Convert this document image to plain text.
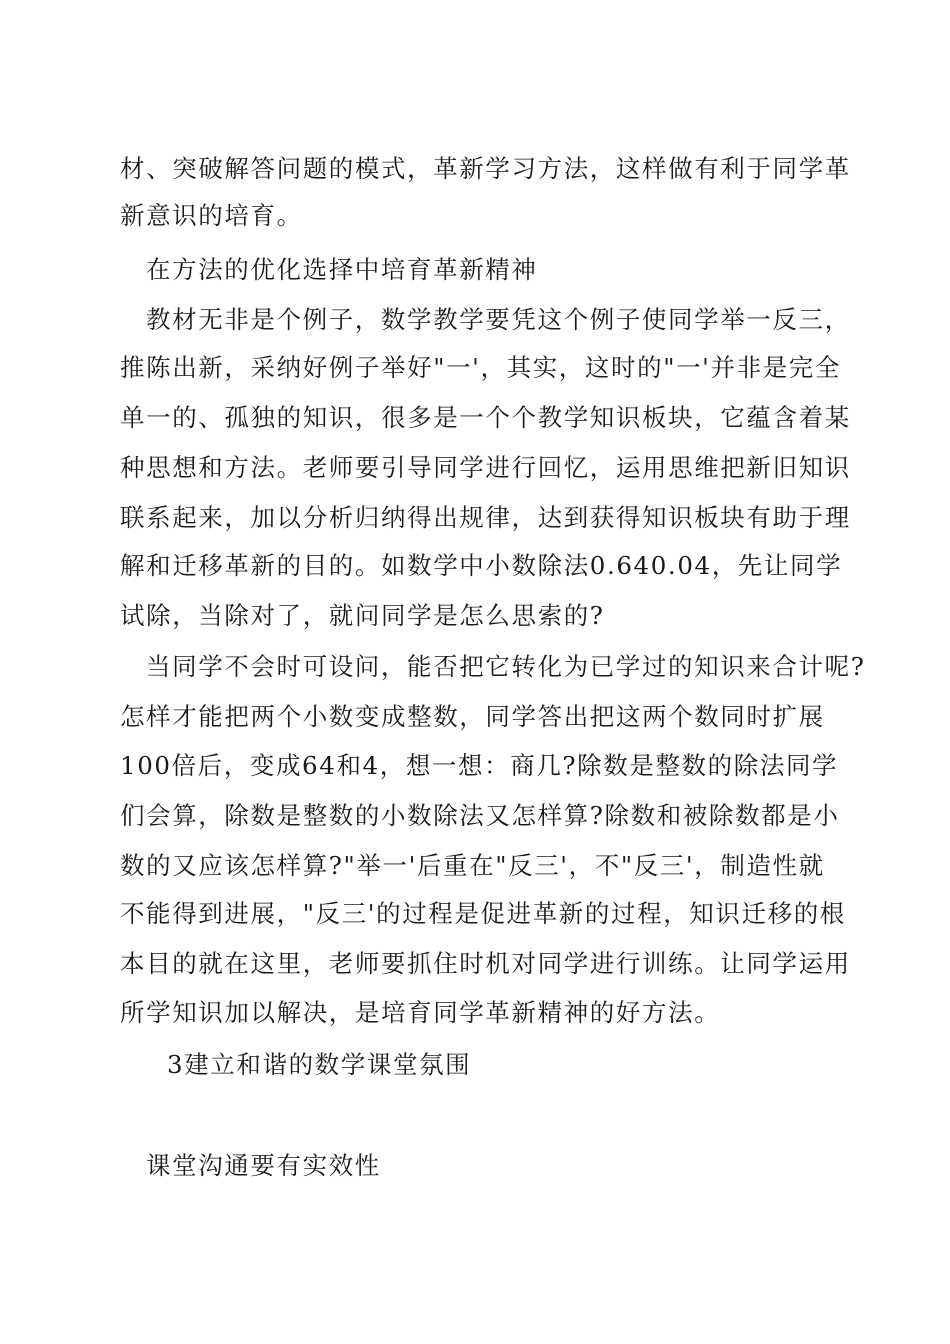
材、突破解答问题的模式，革新学习方法，这样做有利于同学革
新意识的培育。
在方法的优化选择中培育革新精神
教材无非是个例子，数学教学要凭这个例子使同学举一反三，
推陈出新，采纳好例子举好"一'，其实，这时的"一'并非是完全
单一的、孤独的知识，很多是一个个教学知识板块，它蕴含着某
种思想和方法。老师要引导同学进行回忆，运用思维把新旧知识
联系起来，加以分析归纳得出规律，达到获得知识板块有助于理
解和迁移革新的目的。如数学中小数除法0.640.04，先让同学
试除，当除对了，就问同学是怎么思索的?
当同学不会时可设问，能否把它转化为已学过的知识来合计呢?
怎样才能把两个小数变成整数，同学答出把这两个数同时扩展
100倍后，变成64和4，想一想：商几?除数是整数的除法同学
们会算，除数是整数的小数除法又怎样算?除数和被除数都是小
数的又应该怎样算?"举一'后重在"反三'，不"反三'，制造性就
不能得到进展，"反三'的过程是促进革新的过程，知识迁移的根
本目的就在这里，老师要抓住时机对同学进行训练。让同学运用
所学知识加以解决，是培育同学革新精神的好方法。
3建立和谐的数学课堂氛围
课堂沟通要有实效性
:::::
Written request:
Transcribe all the records above word for word, without their images.

Correct result:
Convert this document image to plain text.
材、突破解答问题的模式，革新学习方法，这样做有利于同学革
新意识的培育。
在方法的优化选择中培育革新精神
教材无非是个例子，数学教学要凭这个例子使同学举一反三，
推陈出新，采纳好例子举好"一'，其实，这时的"一'并非是完全
单一的、孤独的知识，很多是一个个教学知识板块，它蕴含着某
种思想和方法。老师要引导同学进行回忆，运用思维把新旧知识
联系起来，加以分析归纳得出规律，达到获得知识板块有助于理
解和迁移革新的目的。如数学中小数除法0.640.04，先让同学
试除，当除对了，就问同学是怎么思索的?
当同学不会时可设问，能否把它转化为已学过的知识来合计呢?
怎样才能把两个小数变成整数，同学答出把这两个数同时扩展
100倍后，变成64和4，想一想：商几?除数是整数的除法同学
们会算，除数是整数的小数除法又怎样算?除数和被除数都是小
数的又应该怎样算?"举一'后重在"反三'，不"反三'，制造性就
不能得到进展，"反三'的过程是促进革新的过程，知识迁移的根
本目的就在这里，老师要抓住时机对同学进行训练。让同学运用
所学知识加以解决，是培育同学革新精神的好方法。
3建立和谐的数学课堂氛围
课堂沟通要有实效性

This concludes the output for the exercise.